Entries:
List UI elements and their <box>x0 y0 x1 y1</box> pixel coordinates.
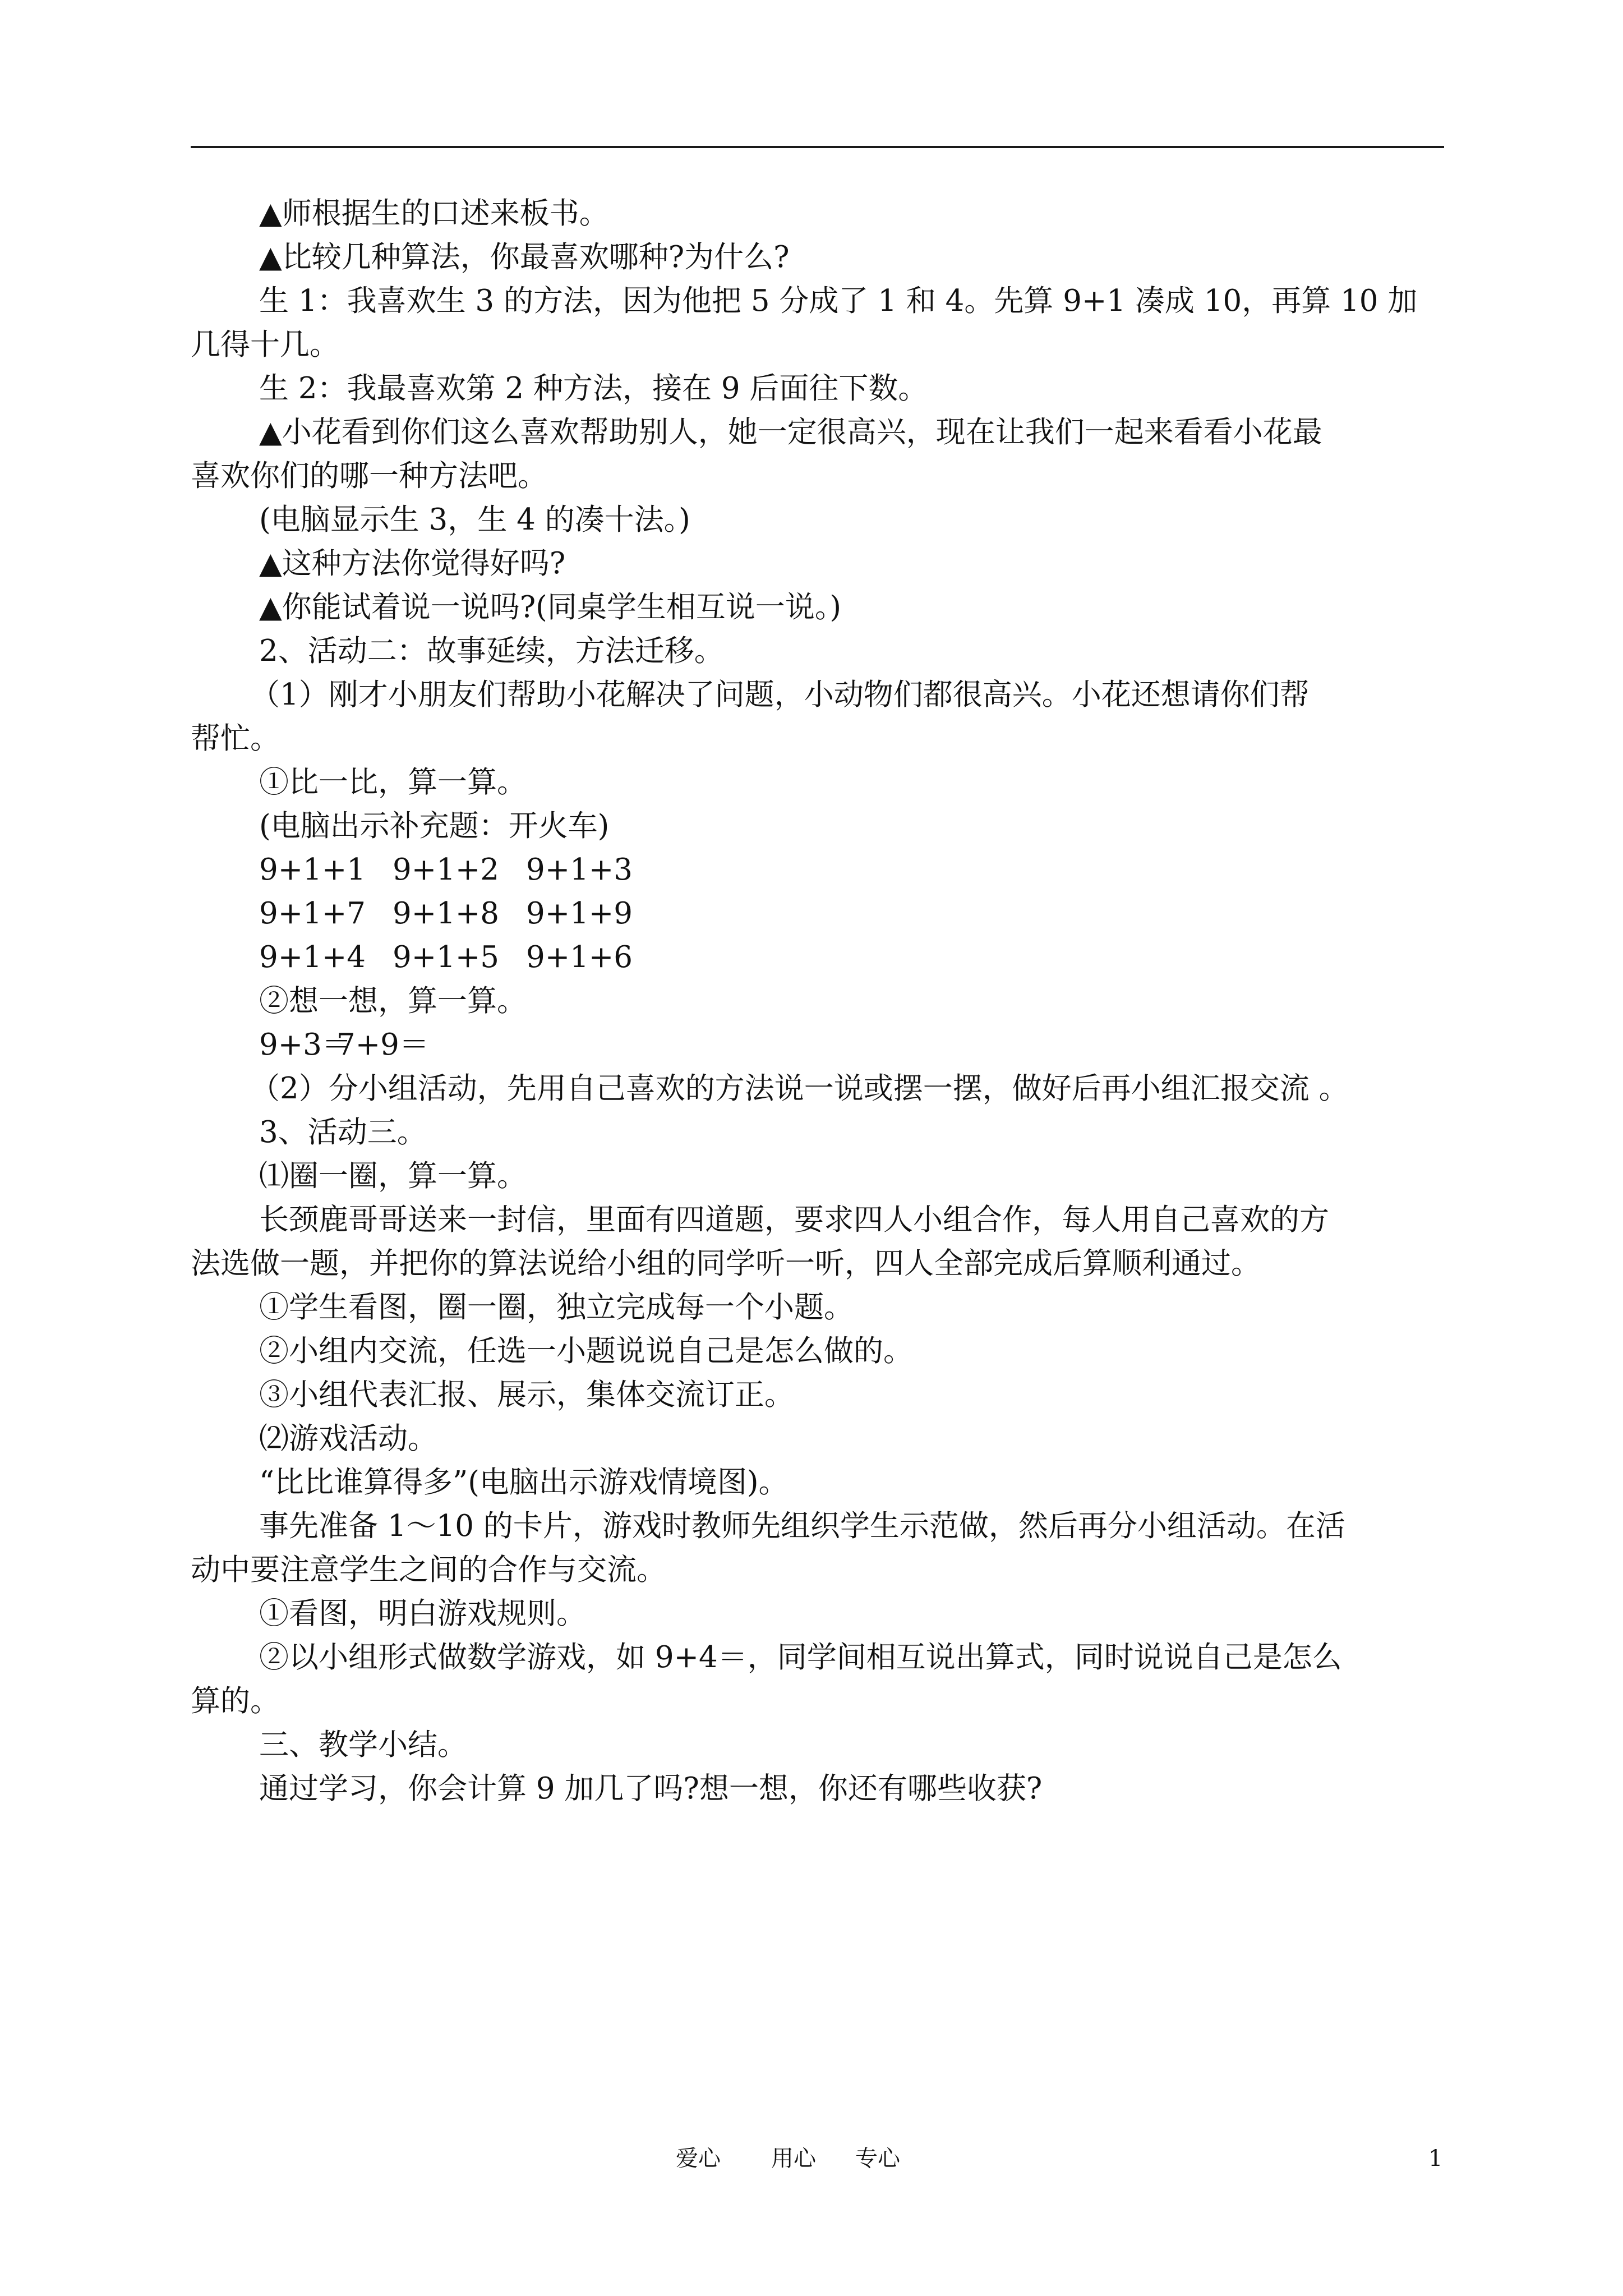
calc-expression: 9+1+8 <box>393 896 499 931</box>
equation: 7+9＝ <box>336 1028 429 1062</box>
calc-expression: 9+1+1 <box>259 853 366 887</box>
paragraph-line: (电脑显示生 3，生 4 的凑十法。) <box>259 503 690 537</box>
calc-row <box>191 936 1444 979</box>
paragraph-line: ②想一想，算一算。 <box>259 984 527 1018</box>
equation-row <box>191 1023 1444 1067</box>
paragraph-line: 帮忙。 <box>191 721 280 756</box>
paragraph-line: (电脑出示补充题：开火车) <box>259 809 610 843</box>
paragraph-line: ①比一比，算一算。 <box>259 765 527 799</box>
paragraph-line: 喜欢你们的哪一种方法吧。 <box>191 459 547 493</box>
paragraph-line: ②小组内交流，任选一小题说说自己是怎么做的。 <box>259 1334 913 1368</box>
paragraph-line: ▲你能试着说一说吗?(同桌学生相互说一说。) <box>259 590 842 624</box>
paragraph-line: 几得十几。 <box>191 328 339 362</box>
header-rule <box>191 146 1444 148</box>
calc-expression: 9+1+7 <box>259 896 366 931</box>
paragraph-line: 通过学习，你会计算 9 加几了吗?想一想，你还有哪些收获? <box>259 1772 1043 1806</box>
paragraph-line: ③小组代表汇报、展示，集体交流订正。 <box>259 1378 794 1412</box>
calc-expression: 9+1+4 <box>259 940 366 974</box>
paragraph-line: ⑴圈一圈，算一算。 <box>259 1159 527 1193</box>
section-heading: 三、教学小结。 <box>259 1728 467 1762</box>
calc-expression: 9+1+6 <box>526 940 633 974</box>
paragraph-line: ▲小花看到你们这么喜欢帮助别人，她一定很高兴，现在让我们一起来看看小花最 <box>259 415 1322 449</box>
paragraph-line: 生 1：我喜欢生 3 的方法，因为他把 5 分成了 1 和 4。先算 9+1 凑成 10，再算 10 加 <box>259 284 1418 318</box>
footer-motto-item: 用心 <box>771 2146 816 2171</box>
footer-motto <box>676 2142 900 2175</box>
page-number: 1 <box>1428 2146 1443 2171</box>
footer-motto-item: 爱心 <box>676 2146 721 2171</box>
calc-expression: 9+1+9 <box>526 896 633 931</box>
calc-row <box>191 848 1444 892</box>
paragraph-line: 法选做一题，并把你的算法说给小组的同学听一听，四人全部完成后算顺利通过。 <box>191 1246 1261 1281</box>
paragraph-line: 生 2：我最喜欢第 2 种方法，接在 9 后面往下数。 <box>259 371 928 406</box>
calc-expression: 9+1+3 <box>526 853 633 887</box>
paragraph-line: ①学生看图，圈一圈，独立完成每一个小题。 <box>259 1290 854 1324</box>
paragraph-line: ⑵游戏活动。 <box>259 1421 437 1456</box>
paragraph-line: ②以小组形式做数学游戏，如 9+4＝，同学间相互说出算式，同时说说自己是怎么 <box>259 1640 1342 1674</box>
calc-row <box>191 892 1444 936</box>
paragraph-line: ▲这种方法你觉得好吗? <box>259 546 566 581</box>
paragraph-line: 长颈鹿哥哥送来一封信，里面有四道题，要求四人小组合作，每人用自己喜欢的方 <box>259 1203 1329 1237</box>
section-heading: 3、活动三。 <box>259 1115 427 1149</box>
section-heading: 2、活动二：故事延续，方法迁移。 <box>259 634 724 668</box>
paragraph-line: 算的。 <box>191 1684 280 1718</box>
paragraph-line: ▲师根据生的口述来板书。 <box>259 196 609 231</box>
calc-expression: 9+1+5 <box>393 940 499 974</box>
paragraph-line: “比比谁算得多”(电脑出示游戏情境图)。 <box>259 1465 789 1499</box>
paragraph-line: （2）分小组活动，先用自己喜欢的方法说一说或摆一摆，做好后再小组汇报交流 。 <box>250 1071 1349 1106</box>
calc-expression: 9+1+2 <box>393 853 499 887</box>
paragraph-line: ①看图，明白游戏规则。 <box>259 1596 586 1631</box>
paragraph-line: ▲比较几种算法，你最喜欢哪种?为什么? <box>259 240 790 274</box>
equation: 9+3＝ <box>259 1028 352 1062</box>
document-body <box>191 192 1444 1811</box>
page-footer <box>0 2142 1623 2175</box>
paragraph-line: 动中要注意学生之间的合作与交流。 <box>191 1553 666 1587</box>
paragraph-line: （1）刚才小朋友们帮助小花解决了问题，小动物们都很高兴。小花还想请你们帮 <box>250 678 1310 712</box>
footer-motto-item: 专心 <box>855 2146 900 2171</box>
paragraph-line: 事先准备 1～10 的卡片，游戏时教师先组织学生示范做，然后再分小组活动。在活 <box>259 1509 1345 1543</box>
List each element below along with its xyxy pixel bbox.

Task brief: Put every row above into a numbered list, omitting any blank rows and leaving the picture out of the answer.

The output:
1. List UI elements and their <box>x0 y0 x1 y1</box> pixel coordinates.
2. calc-expression: 9+1+8 <box>393 896 499 931</box>
3. equation: 7+9＝ <box>336 1028 429 1062</box>
4. calc-expression: 9+1+1 <box>259 853 366 887</box>
5. paragraph-line: (电脑显示生 3，生 4 的凑十法。) <box>259 503 690 537</box>
6. calc-row <box>191 936 1444 979</box>
7. paragraph-line: ②想一想，算一算。 <box>259 984 527 1018</box>
8. equation-row <box>191 1023 1444 1067</box>
9. paragraph-line: 帮忙。 <box>191 721 280 756</box>
10. paragraph-line: (电脑出示补充题：开火车) <box>259 809 610 843</box>
11. paragraph-line: ①比一比，算一算。 <box>259 765 527 799</box>
12. paragraph-line: 喜欢你们的哪一种方法吧。 <box>191 459 547 493</box>
13. paragraph-line: ②小组内交流，任选一小题说说自己是怎么做的。 <box>259 1334 913 1368</box>
14. paragraph-line: ▲你能试着说一说吗?(同桌学生相互说一说。) <box>259 590 842 624</box>
15. paragraph-line: 几得十几。 <box>191 328 339 362</box>
16. header-rule <box>191 146 1444 148</box>
17. calc-expression: 9+1+7 <box>259 896 366 931</box>
18. paragraph-line: 通过学习，你会计算 9 加几了吗?想一想，你还有哪些收获? <box>259 1772 1043 1806</box>
19. paragraph-line: ③小组代表汇报、展示，集体交流订正。 <box>259 1378 794 1412</box>
20. calc-expression: 9+1+4 <box>259 940 366 974</box>
21. paragraph-line: ⑴圈一圈，算一算。 <box>259 1159 527 1193</box>
22. section-heading: 三、教学小结。 <box>259 1728 467 1762</box>
23. calc-expression: 9+1+6 <box>526 940 633 974</box>
24. paragraph-line: ▲小花看到你们这么喜欢帮助别人，她一定很高兴，现在让我们一起来看看小花最 <box>259 415 1322 449</box>
25. paragraph-line: 生 1：我喜欢生 3 的方法，因为他把 5 分成了 1 和 4。先算 9+1 凑成 10，再算 10 加 <box>259 284 1418 318</box>
26. footer-motto-item: 用心 <box>771 2146 816 2171</box>
27. footer-motto <box>676 2142 900 2175</box>
28. page-number: 1 <box>1428 2146 1443 2171</box>
29. footer-motto-item: 爱心 <box>676 2146 721 2171</box>
30. calc-expression: 9+1+9 <box>526 896 633 931</box>
31. calc-row <box>191 848 1444 892</box>
32. paragraph-line: 法选做一题，并把你的算法说给小组的同学听一听，四人全部完成后算顺利通过。 <box>191 1246 1261 1281</box>
33. paragraph-line: 生 2：我最喜欢第 2 种方法，接在 9 后面往下数。 <box>259 371 928 406</box>
34. calc-expression: 9+1+3 <box>526 853 633 887</box>
35. paragraph-line: ①学生看图，圈一圈，独立完成每一个小题。 <box>259 1290 854 1324</box>
36. paragraph-line: ⑵游戏活动。 <box>259 1421 437 1456</box>
37. paragraph-line: ②以小组形式做数学游戏，如 9+4＝，同学间相互说出算式，同时说说自己是怎么 <box>259 1640 1342 1674</box>
38. calc-row <box>191 892 1444 936</box>
39. paragraph-line: ▲这种方法你觉得好吗? <box>259 546 566 581</box>
40. paragraph-line: 长颈鹿哥哥送来一封信，里面有四道题，要求四人小组合作，每人用自己喜欢的方 <box>259 1203 1329 1237</box>
41. section-heading: 3、活动三。 <box>259 1115 427 1149</box>
42. section-heading: 2、活动二：故事延续，方法迁移。 <box>259 634 724 668</box>
43. paragraph-line: 算的。 <box>191 1684 280 1718</box>
44. paragraph-line: ▲师根据生的口述来板书。 <box>259 196 609 231</box>
45. calc-expression: 9+1+5 <box>393 940 499 974</box>
46. paragraph-line: “比比谁算得多”(电脑出示游戏情境图)。 <box>259 1465 789 1499</box>
47. paragraph-line: （2）分小组活动，先用自己喜欢的方法说一说或摆一摆，做好后再小组汇报交流 。 <box>250 1071 1349 1106</box>
48. calc-expression: 9+1+2 <box>393 853 499 887</box>
49. paragraph-line: ①看图，明白游戏规则。 <box>259 1596 586 1631</box>
50. paragraph-line: ▲比较几种算法，你最喜欢哪种?为什么? <box>259 240 790 274</box>
51. equation: 9+3＝ <box>259 1028 352 1062</box>
52. document-body <box>191 192 1444 1811</box>
53. page-footer <box>0 2142 1623 2175</box>
54. paragraph-line: 动中要注意学生之间的合作与交流。 <box>191 1553 666 1587</box>
55. paragraph-line: （1）刚才小朋友们帮助小花解决了问题，小动物们都很高兴。小花还想请你们帮 <box>250 678 1310 712</box>
56. footer-motto-item: 专心 <box>855 2146 900 2171</box>
57. paragraph-line: 事先准备 1～10 的卡片，游戏时教师先组织学生示范做，然后再分小组活动。在活 <box>259 1509 1345 1543</box>
58. List each element below along with its xyxy pixel bbox.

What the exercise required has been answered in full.